• **Task statement**
Print, exactly and completely, every entry in the data.

• **Data for this task**
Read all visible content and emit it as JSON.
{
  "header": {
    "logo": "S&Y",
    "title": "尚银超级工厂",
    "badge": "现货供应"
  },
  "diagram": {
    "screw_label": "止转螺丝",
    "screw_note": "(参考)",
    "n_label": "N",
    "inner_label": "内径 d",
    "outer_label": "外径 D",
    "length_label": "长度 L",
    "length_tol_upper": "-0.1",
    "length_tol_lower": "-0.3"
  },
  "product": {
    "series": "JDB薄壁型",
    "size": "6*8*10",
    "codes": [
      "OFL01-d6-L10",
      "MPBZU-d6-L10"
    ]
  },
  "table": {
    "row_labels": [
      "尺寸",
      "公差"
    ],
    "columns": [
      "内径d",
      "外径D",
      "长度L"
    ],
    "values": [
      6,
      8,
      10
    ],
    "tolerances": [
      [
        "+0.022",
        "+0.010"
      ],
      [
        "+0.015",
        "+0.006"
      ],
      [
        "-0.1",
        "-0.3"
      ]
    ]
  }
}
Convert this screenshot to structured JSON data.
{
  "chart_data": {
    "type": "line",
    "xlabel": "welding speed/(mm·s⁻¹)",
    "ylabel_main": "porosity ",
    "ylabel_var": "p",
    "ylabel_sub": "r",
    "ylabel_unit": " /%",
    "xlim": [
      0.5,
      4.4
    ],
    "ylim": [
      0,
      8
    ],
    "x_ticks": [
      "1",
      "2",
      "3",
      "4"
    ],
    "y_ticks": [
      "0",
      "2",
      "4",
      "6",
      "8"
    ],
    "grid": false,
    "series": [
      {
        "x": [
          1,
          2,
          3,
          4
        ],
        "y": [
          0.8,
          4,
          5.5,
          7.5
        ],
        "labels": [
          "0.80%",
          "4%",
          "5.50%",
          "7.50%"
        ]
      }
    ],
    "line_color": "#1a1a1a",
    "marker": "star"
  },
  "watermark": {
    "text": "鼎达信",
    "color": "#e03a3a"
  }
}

• **The output**
Read all visible content and emit it as JSON.
{
  "header": {
    "logo": "S&Y",
    "title": "尚银超级工厂",
    "badge": "现货供应"
  },
  "diagram": {
    "screw_label": "止转螺丝",
    "screw_note": "(参考)",
    "n_label": "N",
    "inner_label": "内径 d",
    "outer_label": "外径 D",
    "length_label": "长度 L",
    "length_tol_upper": "-0.1",
    "length_tol_lower": "-0.3"
  },
  "product": {
    "series": "JDB薄壁型",
    "size": "6*8*10",
    "codes": [
      "OFL01-d6-L10",
      "MPBZU-d6-L10"
    ]
  },
  "table": {
    "row_labels": [
      "尺寸",
      "公差"
    ],
    "columns": [
      "内径d",
      "外径D",
      "长度L"
    ],
    "values": [
      6,
      8,
      10
    ],
    "tolerances": [
      [
        "+0.022",
        "+0.010"
      ],
      [
        "+0.015",
        "+0.006"
      ],
      [
        "-0.1",
        "-0.3"
      ]
    ]
  }
}
Convert this screenshot to structured JSON data.
{
  "chart_data": {
    "type": "line",
    "xlabel": "welding speed/(mm·s⁻¹)",
    "ylabel_main": "porosity ",
    "ylabel_var": "p",
    "ylabel_sub": "r",
    "ylabel_unit": " /%",
    "xlim": [
      0.5,
      4.4
    ],
    "ylim": [
      0,
      8
    ],
    "x_ticks": [
      "1",
      "2",
      "3",
      "4"
    ],
    "y_ticks": [
      "0",
      "2",
      "4",
      "6",
      "8"
    ],
    "grid": false,
    "series": [
      {
        "x": [
          1,
          2,
          3,
          4
        ],
        "y": [
          0.8,
          4,
          5.5,
          7.5
        ],
        "labels": [
          "0.80%",
          "4%",
          "5.50%",
          "7.50%"
        ]
      }
    ],
    "line_color": "#1a1a1a",
    "marker": "star"
  },
  "watermark": {
    "text": "鼎达信",
    "color": "#e03a3a"
  }
}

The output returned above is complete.